[Data records]
/---

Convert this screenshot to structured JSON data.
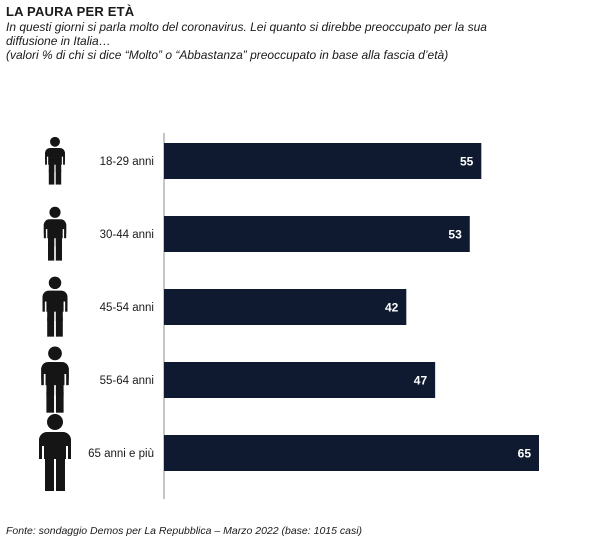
{
  "header": {
    "title": "LA PAURA PER ETÀ",
    "subtitle_lines": [
      "In questi giorni si parla molto del coronavirus. Lei quanto si direbbe preoccupato per la sua",
      "diffusione in Italia…",
      "(valori % di chi si dice “Molto” o “Abbastanza” preoccupato in base alla fascia d’età)"
    ]
  },
  "footer": {
    "source": "Fonte: sondaggio Demos per La Repubblica – Marzo 2022 (base: 1015 casi)"
  },
  "colors": {
    "bar": "#0f1a30",
    "bar_label": "#ffffff",
    "axis": "#8c8c8c",
    "icon": "#151515"
  },
  "icon": "person-icon",
  "chart_data": {
    "type": "bar",
    "orientation": "horizontal",
    "categories": [
      "18-29 anni",
      "30-44 anni",
      "45-54 anni",
      "55-64 anni",
      "65 anni e più"
    ],
    "values": [
      55,
      53,
      42,
      47,
      65
    ],
    "xlim": [
      0,
      65
    ],
    "title": "",
    "xlabel": "",
    "ylabel": "",
    "data_labels": true,
    "grid": false,
    "legend": "none"
  }
}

\---

▶ [What is being asked]:
Each entry above has to be set down again verbatim, except for its pictures.

▶ [Expected output]:
Convert this screenshot to structured JSON data.
{
  "header": {
    "title": "LA PAURA PER ETÀ",
    "subtitle_lines": [
      "In questi giorni si parla molto del coronavirus. Lei quanto si direbbe preoccupato per la sua",
      "diffusione in Italia…",
      "(valori % di chi si dice “Molto” o “Abbastanza” preoccupato in base alla fascia d’età)"
    ]
  },
  "footer": {
    "source": "Fonte: sondaggio Demos per La Repubblica – Marzo 2022 (base: 1015 casi)"
  },
  "colors": {
    "bar": "#0f1a30",
    "bar_label": "#ffffff",
    "axis": "#8c8c8c",
    "icon": "#151515"
  },
  "icon": "person-icon",
  "chart_data": {
    "type": "bar",
    "orientation": "horizontal",
    "categories": [
      "18-29 anni",
      "30-44 anni",
      "45-54 anni",
      "55-64 anni",
      "65 anni e più"
    ],
    "values": [
      55,
      53,
      42,
      47,
      65
    ],
    "xlim": [
      0,
      65
    ],
    "title": "",
    "xlabel": "",
    "ylabel": "",
    "data_labels": true,
    "grid": false,
    "legend": "none"
  }
}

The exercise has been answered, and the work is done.